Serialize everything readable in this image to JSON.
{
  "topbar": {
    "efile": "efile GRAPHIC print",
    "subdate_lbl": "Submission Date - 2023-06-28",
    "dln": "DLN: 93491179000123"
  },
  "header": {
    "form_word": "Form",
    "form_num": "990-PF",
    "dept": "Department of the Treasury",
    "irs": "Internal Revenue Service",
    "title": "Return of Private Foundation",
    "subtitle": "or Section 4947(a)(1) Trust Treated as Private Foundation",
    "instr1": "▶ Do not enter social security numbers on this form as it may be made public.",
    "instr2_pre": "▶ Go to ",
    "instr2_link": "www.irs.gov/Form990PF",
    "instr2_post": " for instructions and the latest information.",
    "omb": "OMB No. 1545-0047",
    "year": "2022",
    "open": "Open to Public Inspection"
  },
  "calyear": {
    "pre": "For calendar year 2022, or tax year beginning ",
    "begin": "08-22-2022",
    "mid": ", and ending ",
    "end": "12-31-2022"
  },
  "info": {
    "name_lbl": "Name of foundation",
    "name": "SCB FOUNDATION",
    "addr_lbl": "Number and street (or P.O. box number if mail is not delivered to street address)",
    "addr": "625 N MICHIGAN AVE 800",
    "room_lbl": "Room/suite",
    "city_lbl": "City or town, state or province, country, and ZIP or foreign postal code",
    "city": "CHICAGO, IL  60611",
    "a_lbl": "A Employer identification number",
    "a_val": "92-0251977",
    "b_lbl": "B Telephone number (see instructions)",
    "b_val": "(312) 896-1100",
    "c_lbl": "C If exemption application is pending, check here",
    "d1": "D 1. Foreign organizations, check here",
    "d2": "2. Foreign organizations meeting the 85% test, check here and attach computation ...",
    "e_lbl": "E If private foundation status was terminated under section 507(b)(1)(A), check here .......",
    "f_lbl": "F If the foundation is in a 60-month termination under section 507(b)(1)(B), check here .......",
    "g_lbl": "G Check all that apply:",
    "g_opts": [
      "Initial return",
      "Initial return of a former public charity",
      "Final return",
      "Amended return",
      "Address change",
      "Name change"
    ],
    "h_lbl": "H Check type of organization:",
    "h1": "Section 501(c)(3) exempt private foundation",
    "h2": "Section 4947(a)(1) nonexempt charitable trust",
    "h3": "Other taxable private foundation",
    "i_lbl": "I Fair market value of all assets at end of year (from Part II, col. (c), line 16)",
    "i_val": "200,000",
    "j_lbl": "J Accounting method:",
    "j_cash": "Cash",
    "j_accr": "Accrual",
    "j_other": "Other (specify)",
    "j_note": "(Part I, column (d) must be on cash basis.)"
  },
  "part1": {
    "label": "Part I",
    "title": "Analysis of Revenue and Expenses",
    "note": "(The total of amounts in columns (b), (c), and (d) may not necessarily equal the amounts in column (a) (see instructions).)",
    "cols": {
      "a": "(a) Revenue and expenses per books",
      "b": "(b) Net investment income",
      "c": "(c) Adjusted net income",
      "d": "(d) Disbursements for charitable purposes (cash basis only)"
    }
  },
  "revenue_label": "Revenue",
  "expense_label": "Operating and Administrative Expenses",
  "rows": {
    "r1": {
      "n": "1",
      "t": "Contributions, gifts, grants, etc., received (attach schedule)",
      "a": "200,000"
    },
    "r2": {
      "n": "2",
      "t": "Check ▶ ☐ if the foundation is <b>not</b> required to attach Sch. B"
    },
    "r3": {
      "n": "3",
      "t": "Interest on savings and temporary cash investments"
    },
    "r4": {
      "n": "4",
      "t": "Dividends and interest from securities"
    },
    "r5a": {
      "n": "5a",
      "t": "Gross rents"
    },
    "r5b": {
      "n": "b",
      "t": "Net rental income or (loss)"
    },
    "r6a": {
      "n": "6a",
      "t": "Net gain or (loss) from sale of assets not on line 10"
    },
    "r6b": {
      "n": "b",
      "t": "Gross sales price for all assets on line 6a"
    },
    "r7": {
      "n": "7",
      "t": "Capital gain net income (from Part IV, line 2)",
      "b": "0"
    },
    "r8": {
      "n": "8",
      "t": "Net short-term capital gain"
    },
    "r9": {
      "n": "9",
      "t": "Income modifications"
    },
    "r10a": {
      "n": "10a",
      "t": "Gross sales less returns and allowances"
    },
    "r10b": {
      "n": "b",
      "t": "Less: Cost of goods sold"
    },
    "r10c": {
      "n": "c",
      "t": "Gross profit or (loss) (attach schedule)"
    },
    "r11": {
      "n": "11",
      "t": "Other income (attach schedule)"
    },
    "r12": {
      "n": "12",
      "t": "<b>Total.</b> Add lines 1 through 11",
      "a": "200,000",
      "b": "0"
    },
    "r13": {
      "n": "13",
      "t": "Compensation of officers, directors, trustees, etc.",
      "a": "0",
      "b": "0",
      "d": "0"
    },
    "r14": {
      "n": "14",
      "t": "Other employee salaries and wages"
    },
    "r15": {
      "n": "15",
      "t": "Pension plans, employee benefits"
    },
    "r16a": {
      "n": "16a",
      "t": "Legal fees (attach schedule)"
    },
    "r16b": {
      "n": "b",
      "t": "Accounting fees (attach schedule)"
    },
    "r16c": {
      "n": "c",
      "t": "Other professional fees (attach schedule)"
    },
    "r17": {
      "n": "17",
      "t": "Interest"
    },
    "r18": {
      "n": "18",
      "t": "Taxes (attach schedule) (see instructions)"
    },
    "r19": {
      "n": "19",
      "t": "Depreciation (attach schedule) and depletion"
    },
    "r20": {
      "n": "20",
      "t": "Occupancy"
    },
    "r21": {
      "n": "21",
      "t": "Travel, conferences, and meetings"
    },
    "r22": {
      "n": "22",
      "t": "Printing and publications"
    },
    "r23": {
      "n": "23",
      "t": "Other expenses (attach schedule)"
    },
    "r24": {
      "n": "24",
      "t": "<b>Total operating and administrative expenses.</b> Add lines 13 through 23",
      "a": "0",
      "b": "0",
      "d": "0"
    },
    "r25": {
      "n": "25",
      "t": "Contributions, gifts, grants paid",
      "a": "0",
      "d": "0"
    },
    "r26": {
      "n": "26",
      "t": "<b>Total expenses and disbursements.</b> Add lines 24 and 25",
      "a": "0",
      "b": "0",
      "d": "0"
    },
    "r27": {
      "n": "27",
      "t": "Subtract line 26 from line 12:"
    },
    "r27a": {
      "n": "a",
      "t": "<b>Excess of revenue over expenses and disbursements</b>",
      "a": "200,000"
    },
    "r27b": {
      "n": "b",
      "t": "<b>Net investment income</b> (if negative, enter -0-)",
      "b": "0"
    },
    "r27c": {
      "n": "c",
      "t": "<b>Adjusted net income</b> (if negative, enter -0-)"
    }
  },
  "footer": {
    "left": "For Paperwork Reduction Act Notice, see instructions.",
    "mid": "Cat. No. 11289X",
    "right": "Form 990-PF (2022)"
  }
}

*What you have to do*:
Copy the entries above exactly, leaving none out.

*Result below*:
Serialize everything readable in this image to JSON.
{
  "topbar": {
    "efile": "efile GRAPHIC print",
    "subdate_lbl": "Submission Date - 2023-06-28",
    "dln": "DLN: 93491179000123"
  },
  "header": {
    "form_word": "Form",
    "form_num": "990-PF",
    "dept": "Department of the Treasury",
    "irs": "Internal Revenue Service",
    "title": "Return of Private Foundation",
    "subtitle": "or Section 4947(a)(1) Trust Treated as Private Foundation",
    "instr1": "▶ Do not enter social security numbers on this form as it may be made public.",
    "instr2_pre": "▶ Go to ",
    "instr2_link": "www.irs.gov/Form990PF",
    "instr2_post": " for instructions and the latest information.",
    "omb": "OMB No. 1545-0047",
    "year": "2022",
    "open": "Open to Public Inspection"
  },
  "calyear": {
    "pre": "For calendar year 2022, or tax year beginning ",
    "begin": "08-22-2022",
    "mid": ", and ending ",
    "end": "12-31-2022"
  },
  "info": {
    "name_lbl": "Name of foundation",
    "name": "SCB FOUNDATION",
    "addr_lbl": "Number and street (or P.O. box number if mail is not delivered to street address)",
    "addr": "625 N MICHIGAN AVE 800",
    "room_lbl": "Room/suite",
    "city_lbl": "City or town, state or province, country, and ZIP or foreign postal code",
    "city": "CHICAGO, IL  60611",
    "a_lbl": "A Employer identification number",
    "a_val": "92-0251977",
    "b_lbl": "B Telephone number (see instructions)",
    "b_val": "(312) 896-1100",
    "c_lbl": "C If exemption application is pending, check here",
    "d1": "D 1. Foreign organizations, check here",
    "d2": "2. Foreign organizations meeting the 85% test, check here and attach computation ...",
    "e_lbl": "E If private foundation status was terminated under section 507(b)(1)(A), check here .......",
    "f_lbl": "F If the foundation is in a 60-month termination under section 507(b)(1)(B), check here .......",
    "g_lbl": "G Check all that apply:",
    "g_opts": [
      "Initial return",
      "Initial return of a former public charity",
      "Final return",
      "Amended return",
      "Address change",
      "Name change"
    ],
    "h_lbl": "H Check type of organization:",
    "h1": "Section 501(c)(3) exempt private foundation",
    "h2": "Section 4947(a)(1) nonexempt charitable trust",
    "h3": "Other taxable private foundation",
    "i_lbl": "I Fair market value of all assets at end of year (from Part II, col. (c), line 16)",
    "i_val": "200,000",
    "j_lbl": "J Accounting method:",
    "j_cash": "Cash",
    "j_accr": "Accrual",
    "j_other": "Other (specify)",
    "j_note": "(Part I, column (d) must be on cash basis.)"
  },
  "part1": {
    "label": "Part I",
    "title": "Analysis of Revenue and Expenses",
    "note": "(The total of amounts in columns (b), (c), and (d) may not necessarily equal the amounts in column (a) (see instructions).)",
    "cols": {
      "a": "(a) Revenue and expenses per books",
      "b": "(b) Net investment income",
      "c": "(c) Adjusted net income",
      "d": "(d) Disbursements for charitable purposes (cash basis only)"
    }
  },
  "revenue_label": "Revenue",
  "expense_label": "Operating and Administrative Expenses",
  "rows": {
    "r1": {
      "n": "1",
      "t": "Contributions, gifts, grants, etc., received (attach schedule)",
      "a": "200,000"
    },
    "r2": {
      "n": "2",
      "t": "Check ▶ ☐ if the foundation is <b>not</b> required to attach Sch. B"
    },
    "r3": {
      "n": "3",
      "t": "Interest on savings and temporary cash investments"
    },
    "r4": {
      "n": "4",
      "t": "Dividends and interest from securities"
    },
    "r5a": {
      "n": "5a",
      "t": "Gross rents"
    },
    "r5b": {
      "n": "b",
      "t": "Net rental income or (loss)"
    },
    "r6a": {
      "n": "6a",
      "t": "Net gain or (loss) from sale of assets not on line 10"
    },
    "r6b": {
      "n": "b",
      "t": "Gross sales price for all assets on line 6a"
    },
    "r7": {
      "n": "7",
      "t": "Capital gain net income (from Part IV, line 2)",
      "b": "0"
    },
    "r8": {
      "n": "8",
      "t": "Net short-term capital gain"
    },
    "r9": {
      "n": "9",
      "t": "Income modifications"
    },
    "r10a": {
      "n": "10a",
      "t": "Gross sales less returns and allowances"
    },
    "r10b": {
      "n": "b",
      "t": "Less: Cost of goods sold"
    },
    "r10c": {
      "n": "c",
      "t": "Gross profit or (loss) (attach schedule)"
    },
    "r11": {
      "n": "11",
      "t": "Other income (attach schedule)"
    },
    "r12": {
      "n": "12",
      "t": "<b>Total.</b> Add lines 1 through 11",
      "a": "200,000",
      "b": "0"
    },
    "r13": {
      "n": "13",
      "t": "Compensation of officers, directors, trustees, etc.",
      "a": "0",
      "b": "0",
      "d": "0"
    },
    "r14": {
      "n": "14",
      "t": "Other employee salaries and wages"
    },
    "r15": {
      "n": "15",
      "t": "Pension plans, employee benefits"
    },
    "r16a": {
      "n": "16a",
      "t": "Legal fees (attach schedule)"
    },
    "r16b": {
      "n": "b",
      "t": "Accounting fees (attach schedule)"
    },
    "r16c": {
      "n": "c",
      "t": "Other professional fees (attach schedule)"
    },
    "r17": {
      "n": "17",
      "t": "Interest"
    },
    "r18": {
      "n": "18",
      "t": "Taxes (attach schedule) (see instructions)"
    },
    "r19": {
      "n": "19",
      "t": "Depreciation (attach schedule) and depletion"
    },
    "r20": {
      "n": "20",
      "t": "Occupancy"
    },
    "r21": {
      "n": "21",
      "t": "Travel, conferences, and meetings"
    },
    "r22": {
      "n": "22",
      "t": "Printing and publications"
    },
    "r23": {
      "n": "23",
      "t": "Other expenses (attach schedule)"
    },
    "r24": {
      "n": "24",
      "t": "<b>Total operating and administrative expenses.</b> Add lines 13 through 23",
      "a": "0",
      "b": "0",
      "d": "0"
    },
    "r25": {
      "n": "25",
      "t": "Contributions, gifts, grants paid",
      "a": "0",
      "d": "0"
    },
    "r26": {
      "n": "26",
      "t": "<b>Total expenses and disbursements.</b> Add lines 24 and 25",
      "a": "0",
      "b": "0",
      "d": "0"
    },
    "r27": {
      "n": "27",
      "t": "Subtract line 26 from line 12:"
    },
    "r27a": {
      "n": "a",
      "t": "<b>Excess of revenue over expenses and disbursements</b>",
      "a": "200,000"
    },
    "r27b": {
      "n": "b",
      "t": "<b>Net investment income</b> (if negative, enter -0-)",
      "b": "0"
    },
    "r27c": {
      "n": "c",
      "t": "<b>Adjusted net income</b> (if negative, enter -0-)"
    }
  },
  "footer": {
    "left": "For Paperwork Reduction Act Notice, see instructions.",
    "mid": "Cat. No. 11289X",
    "right": "Form 990-PF (2022)"
  }
}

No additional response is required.